** START Entries **
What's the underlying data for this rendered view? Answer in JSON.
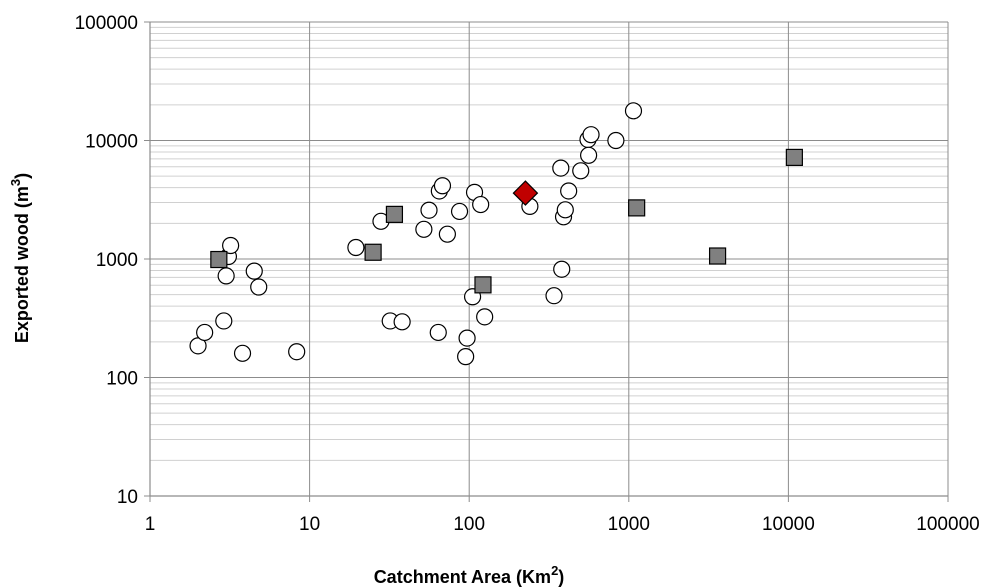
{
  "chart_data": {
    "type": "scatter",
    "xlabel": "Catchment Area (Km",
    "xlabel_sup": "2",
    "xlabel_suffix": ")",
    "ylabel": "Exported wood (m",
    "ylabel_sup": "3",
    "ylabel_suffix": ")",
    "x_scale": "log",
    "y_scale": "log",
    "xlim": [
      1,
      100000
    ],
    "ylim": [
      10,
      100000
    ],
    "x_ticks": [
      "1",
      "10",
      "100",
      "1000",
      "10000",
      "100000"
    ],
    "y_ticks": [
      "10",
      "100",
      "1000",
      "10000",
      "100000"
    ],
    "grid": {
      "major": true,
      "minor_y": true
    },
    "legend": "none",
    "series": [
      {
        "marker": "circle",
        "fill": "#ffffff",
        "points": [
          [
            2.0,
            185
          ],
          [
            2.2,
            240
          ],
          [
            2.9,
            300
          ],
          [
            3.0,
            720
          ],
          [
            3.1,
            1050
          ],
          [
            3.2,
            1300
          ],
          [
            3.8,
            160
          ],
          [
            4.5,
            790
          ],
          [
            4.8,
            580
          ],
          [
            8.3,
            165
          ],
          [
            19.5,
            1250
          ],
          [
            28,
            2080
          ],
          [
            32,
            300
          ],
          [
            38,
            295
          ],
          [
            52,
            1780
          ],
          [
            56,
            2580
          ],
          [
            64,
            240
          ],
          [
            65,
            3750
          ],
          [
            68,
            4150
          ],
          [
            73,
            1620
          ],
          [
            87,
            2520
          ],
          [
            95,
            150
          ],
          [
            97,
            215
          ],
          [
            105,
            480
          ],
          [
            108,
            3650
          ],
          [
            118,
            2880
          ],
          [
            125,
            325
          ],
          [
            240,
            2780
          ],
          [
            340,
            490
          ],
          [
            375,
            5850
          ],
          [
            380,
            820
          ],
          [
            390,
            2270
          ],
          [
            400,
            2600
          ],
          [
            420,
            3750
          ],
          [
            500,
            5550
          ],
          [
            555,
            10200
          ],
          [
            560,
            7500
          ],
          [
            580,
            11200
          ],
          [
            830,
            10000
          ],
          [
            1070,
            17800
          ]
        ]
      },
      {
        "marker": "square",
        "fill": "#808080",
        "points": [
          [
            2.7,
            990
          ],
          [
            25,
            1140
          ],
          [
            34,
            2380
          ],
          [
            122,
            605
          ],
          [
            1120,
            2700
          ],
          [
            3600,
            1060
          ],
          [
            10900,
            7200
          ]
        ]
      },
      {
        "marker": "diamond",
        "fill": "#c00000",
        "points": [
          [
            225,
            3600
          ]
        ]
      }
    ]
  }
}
** END Entries **
• Short problem
Extract the entries in full, exactly as they are, minus the pictures.

• Correct answer
What's the underlying data for this rendered view? Answer in JSON.
{
  "chart_data": {
    "type": "scatter",
    "xlabel": "Catchment Area (Km",
    "xlabel_sup": "2",
    "xlabel_suffix": ")",
    "ylabel": "Exported wood (m",
    "ylabel_sup": "3",
    "ylabel_suffix": ")",
    "x_scale": "log",
    "y_scale": "log",
    "xlim": [
      1,
      100000
    ],
    "ylim": [
      10,
      100000
    ],
    "x_ticks": [
      "1",
      "10",
      "100",
      "1000",
      "10000",
      "100000"
    ],
    "y_ticks": [
      "10",
      "100",
      "1000",
      "10000",
      "100000"
    ],
    "grid": {
      "major": true,
      "minor_y": true
    },
    "legend": "none",
    "series": [
      {
        "marker": "circle",
        "fill": "#ffffff",
        "points": [
          [
            2.0,
            185
          ],
          [
            2.2,
            240
          ],
          [
            2.9,
            300
          ],
          [
            3.0,
            720
          ],
          [
            3.1,
            1050
          ],
          [
            3.2,
            1300
          ],
          [
            3.8,
            160
          ],
          [
            4.5,
            790
          ],
          [
            4.8,
            580
          ],
          [
            8.3,
            165
          ],
          [
            19.5,
            1250
          ],
          [
            28,
            2080
          ],
          [
            32,
            300
          ],
          [
            38,
            295
          ],
          [
            52,
            1780
          ],
          [
            56,
            2580
          ],
          [
            64,
            240
          ],
          [
            65,
            3750
          ],
          [
            68,
            4150
          ],
          [
            73,
            1620
          ],
          [
            87,
            2520
          ],
          [
            95,
            150
          ],
          [
            97,
            215
          ],
          [
            105,
            480
          ],
          [
            108,
            3650
          ],
          [
            118,
            2880
          ],
          [
            125,
            325
          ],
          [
            240,
            2780
          ],
          [
            340,
            490
          ],
          [
            375,
            5850
          ],
          [
            380,
            820
          ],
          [
            390,
            2270
          ],
          [
            400,
            2600
          ],
          [
            420,
            3750
          ],
          [
            500,
            5550
          ],
          [
            555,
            10200
          ],
          [
            560,
            7500
          ],
          [
            580,
            11200
          ],
          [
            830,
            10000
          ],
          [
            1070,
            17800
          ]
        ]
      },
      {
        "marker": "square",
        "fill": "#808080",
        "points": [
          [
            2.7,
            990
          ],
          [
            25,
            1140
          ],
          [
            34,
            2380
          ],
          [
            122,
            605
          ],
          [
            1120,
            2700
          ],
          [
            3600,
            1060
          ],
          [
            10900,
            7200
          ]
        ]
      },
      {
        "marker": "diamond",
        "fill": "#c00000",
        "points": [
          [
            225,
            3600
          ]
        ]
      }
    ]
  }
}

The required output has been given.